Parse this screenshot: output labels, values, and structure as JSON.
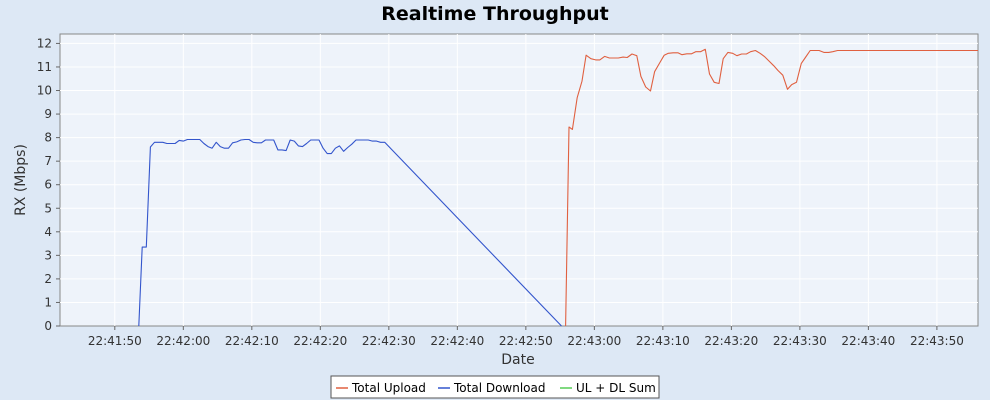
{
  "chart_data": {
    "type": "line",
    "title": "Realtime Throughput",
    "xlabel": "Date",
    "ylabel": "RX (Mbps)",
    "x_unit": "seconds",
    "xlim": [
      "22:41:42",
      "22:43:56"
    ],
    "ylim": [
      0,
      12.4
    ],
    "y_ticks": [
      0,
      1,
      2,
      3,
      4,
      5,
      6,
      7,
      8,
      9,
      10,
      11,
      12
    ],
    "x_ticks": [
      "22:41:50",
      "22:42:00",
      "22:42:10",
      "22:42:20",
      "22:42:30",
      "22:42:40",
      "22:42:50",
      "22:43:00",
      "22:43:10",
      "22:43:20",
      "22:43:30",
      "22:43:40",
      "22:43:50"
    ],
    "grid": true,
    "legend": "bottom",
    "series": [
      {
        "name": "Total Upload",
        "color": "#e06040",
        "points": [
          [
            "22:42:55.8",
            0
          ],
          [
            "22:42:56.3",
            8.45
          ],
          [
            "22:42:56.8",
            8.35
          ],
          [
            "22:42:57.5",
            9.7
          ],
          [
            "22:42:58.2",
            10.4
          ],
          [
            "22:42:58.8",
            11.5
          ],
          [
            "22:42:59.5",
            11.35
          ],
          [
            "22:43:00.2",
            11.3
          ],
          [
            "22:43:00.8",
            11.3
          ],
          [
            "22:43:01.5",
            11.45
          ],
          [
            "22:43:02.2",
            11.38
          ],
          [
            "22:43:02.8",
            11.38
          ],
          [
            "22:43:03.5",
            11.38
          ],
          [
            "22:43:04.2",
            11.42
          ],
          [
            "22:43:04.8",
            11.4
          ],
          [
            "22:43:05.5",
            11.55
          ],
          [
            "22:43:06.2",
            11.48
          ],
          [
            "22:43:06.8",
            10.6
          ],
          [
            "22:43:07.5",
            10.15
          ],
          [
            "22:43:08.2",
            9.98
          ],
          [
            "22:43:08.8",
            10.8
          ],
          [
            "22:43:09.5",
            11.15
          ],
          [
            "22:43:10.2",
            11.5
          ],
          [
            "22:43:10.8",
            11.58
          ],
          [
            "22:43:11.5",
            11.6
          ],
          [
            "22:43:12.2",
            11.6
          ],
          [
            "22:43:12.8",
            11.52
          ],
          [
            "22:43:13.5",
            11.56
          ],
          [
            "22:43:14.2",
            11.56
          ],
          [
            "22:43:14.8",
            11.65
          ],
          [
            "22:43:15.5",
            11.65
          ],
          [
            "22:43:16.2",
            11.75
          ],
          [
            "22:43:16.8",
            10.7
          ],
          [
            "22:43:17.5",
            10.35
          ],
          [
            "22:43:18.2",
            10.3
          ],
          [
            "22:43:18.8",
            11.35
          ],
          [
            "22:43:19.5",
            11.62
          ],
          [
            "22:43:20.2",
            11.58
          ],
          [
            "22:43:20.8",
            11.48
          ],
          [
            "22:43:21.5",
            11.55
          ],
          [
            "22:43:22.2",
            11.55
          ],
          [
            "22:43:22.8",
            11.65
          ],
          [
            "22:43:23.5",
            11.7
          ],
          [
            "22:43:24.2",
            11.58
          ],
          [
            "22:43:24.8",
            11.45
          ],
          [
            "22:43:25.5",
            11.25
          ],
          [
            "22:43:26.2",
            11.05
          ],
          [
            "22:43:26.8",
            10.85
          ],
          [
            "22:43:27.5",
            10.65
          ],
          [
            "22:43:28.2",
            10.05
          ],
          [
            "22:43:28.8",
            10.25
          ],
          [
            "22:43:29.5",
            10.35
          ],
          [
            "22:43:30.2",
            11.15
          ],
          [
            "22:43:30.8",
            11.4
          ],
          [
            "22:43:31.5",
            11.7
          ],
          [
            "22:43:32.2",
            11.7
          ],
          [
            "22:43:32.8",
            11.7
          ],
          [
            "22:43:33.5",
            11.62
          ],
          [
            "22:43:34.2",
            11.62
          ],
          [
            "22:43:34.8",
            11.65
          ],
          [
            "22:43:35.5",
            11.7
          ],
          [
            "22:43:56",
            11.7
          ]
        ]
      },
      {
        "name": "Total Download",
        "color": "#3355cc",
        "points": [
          [
            "22:41:53.5",
            0
          ],
          [
            "22:41:54",
            3.35
          ],
          [
            "22:41:54.6",
            3.35
          ],
          [
            "22:41:55.2",
            7.6
          ],
          [
            "22:41:55.8",
            7.8
          ],
          [
            "22:41:56.4",
            7.8
          ],
          [
            "22:41:57",
            7.8
          ],
          [
            "22:41:57.6",
            7.75
          ],
          [
            "22:41:58.2",
            7.75
          ],
          [
            "22:41:58.8",
            7.75
          ],
          [
            "22:41:59.4",
            7.88
          ],
          [
            "22:42:00",
            7.85
          ],
          [
            "22:42:00.6",
            7.92
          ],
          [
            "22:42:01.2",
            7.92
          ],
          [
            "22:42:01.8",
            7.92
          ],
          [
            "22:42:02.4",
            7.92
          ],
          [
            "22:42:03",
            7.75
          ],
          [
            "22:42:03.6",
            7.62
          ],
          [
            "22:42:04.2",
            7.55
          ],
          [
            "22:42:04.8",
            7.8
          ],
          [
            "22:42:05.4",
            7.62
          ],
          [
            "22:42:06",
            7.55
          ],
          [
            "22:42:06.6",
            7.55
          ],
          [
            "22:42:07.2",
            7.78
          ],
          [
            "22:42:07.8",
            7.82
          ],
          [
            "22:42:08.4",
            7.9
          ],
          [
            "22:42:09",
            7.92
          ],
          [
            "22:42:09.6",
            7.92
          ],
          [
            "22:42:10.2",
            7.8
          ],
          [
            "22:42:10.8",
            7.78
          ],
          [
            "22:42:11.4",
            7.78
          ],
          [
            "22:42:12",
            7.9
          ],
          [
            "22:42:12.6",
            7.9
          ],
          [
            "22:42:13.2",
            7.9
          ],
          [
            "22:42:13.8",
            7.48
          ],
          [
            "22:42:14.4",
            7.48
          ],
          [
            "22:42:15",
            7.45
          ],
          [
            "22:42:15.6",
            7.9
          ],
          [
            "22:42:16.2",
            7.85
          ],
          [
            "22:42:16.8",
            7.65
          ],
          [
            "22:42:17.4",
            7.62
          ],
          [
            "22:42:18",
            7.75
          ],
          [
            "22:42:18.6",
            7.9
          ],
          [
            "22:42:19.2",
            7.9
          ],
          [
            "22:42:19.8",
            7.9
          ],
          [
            "22:42:20.4",
            7.55
          ],
          [
            "22:42:21",
            7.32
          ],
          [
            "22:42:21.6",
            7.32
          ],
          [
            "22:42:22.2",
            7.55
          ],
          [
            "22:42:22.8",
            7.65
          ],
          [
            "22:42:23.4",
            7.42
          ],
          [
            "22:42:24",
            7.58
          ],
          [
            "22:42:24.6",
            7.72
          ],
          [
            "22:42:25.2",
            7.9
          ],
          [
            "22:42:25.8",
            7.9
          ],
          [
            "22:42:26.4",
            7.9
          ],
          [
            "22:42:27",
            7.9
          ],
          [
            "22:42:27.6",
            7.85
          ],
          [
            "22:42:28.2",
            7.85
          ],
          [
            "22:42:28.8",
            7.8
          ],
          [
            "22:42:29.4",
            7.8
          ],
          [
            "22:42:55.2",
            0
          ]
        ]
      },
      {
        "name": "UL + DL Sum",
        "color": "#55cc55",
        "points": []
      }
    ]
  }
}
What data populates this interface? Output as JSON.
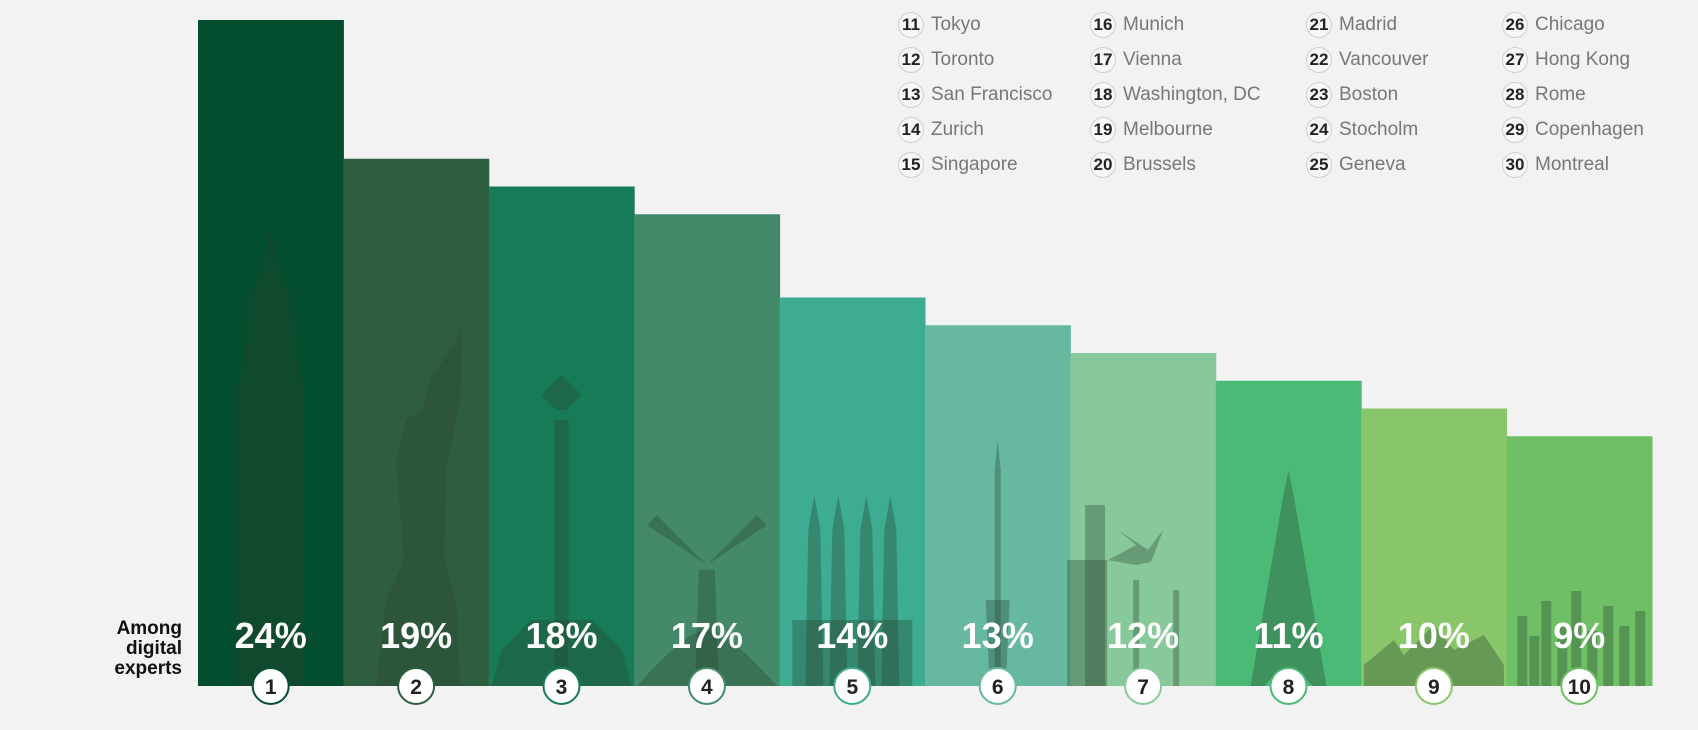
{
  "side_label": "Among digital experts",
  "chart_data": {
    "type": "bar",
    "categories": [
      "1",
      "2",
      "3",
      "4",
      "5",
      "6",
      "7",
      "8",
      "9",
      "10"
    ],
    "values": [
      24,
      19,
      18,
      17,
      14,
      13,
      12,
      11,
      10,
      9
    ],
    "labels": [
      "24%",
      "19%",
      "18%",
      "17%",
      "14%",
      "13%",
      "12%",
      "11%",
      "10%",
      "9%"
    ],
    "colors": [
      "#034e2e",
      "#2e5e3f",
      "#177b58",
      "#448a6a",
      "#3dac91",
      "#66b8a1",
      "#88c99b",
      "#4cba77",
      "#89c66a",
      "#6fbf66"
    ],
    "icons": [
      "big-ben-icon",
      "statue-of-liberty-icon",
      "angel-of-independence-icon",
      "windmill-icon",
      "sagrada-familia-icon",
      "tv-tower-icon",
      "palm-skyline-icon",
      "eiffel-tower-icon",
      "opera-house-icon",
      "skyline-icon"
    ],
    "legend_columns": [
      [
        {
          "rank": "11",
          "city": "Tokyo"
        },
        {
          "rank": "12",
          "city": "Toronto"
        },
        {
          "rank": "13",
          "city": "San Francisco"
        },
        {
          "rank": "14",
          "city": "Zurich"
        },
        {
          "rank": "15",
          "city": "Singapore"
        }
      ],
      [
        {
          "rank": "16",
          "city": "Munich"
        },
        {
          "rank": "17",
          "city": "Vienna"
        },
        {
          "rank": "18",
          "city": "Washington, DC"
        },
        {
          "rank": "19",
          "city": "Melbourne"
        },
        {
          "rank": "20",
          "city": "Brussels"
        }
      ],
      [
        {
          "rank": "21",
          "city": "Madrid"
        },
        {
          "rank": "22",
          "city": "Vancouver"
        },
        {
          "rank": "23",
          "city": "Boston"
        },
        {
          "rank": "24",
          "city": "Stocholm"
        },
        {
          "rank": "25",
          "city": "Geneva"
        }
      ],
      [
        {
          "rank": "26",
          "city": "Chicago"
        },
        {
          "rank": "27",
          "city": "Hong Kong"
        },
        {
          "rank": "28",
          "city": "Rome"
        },
        {
          "rank": "29",
          "city": "Copenhagen"
        },
        {
          "rank": "30",
          "city": "Montreal"
        }
      ]
    ]
  }
}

================================

From the records, copy every line that has the string "JSON" in it.

#### The answer:
Parse this screenshot: output labels, values, and structure as JSON.
What data populates this interface? Output as JSON.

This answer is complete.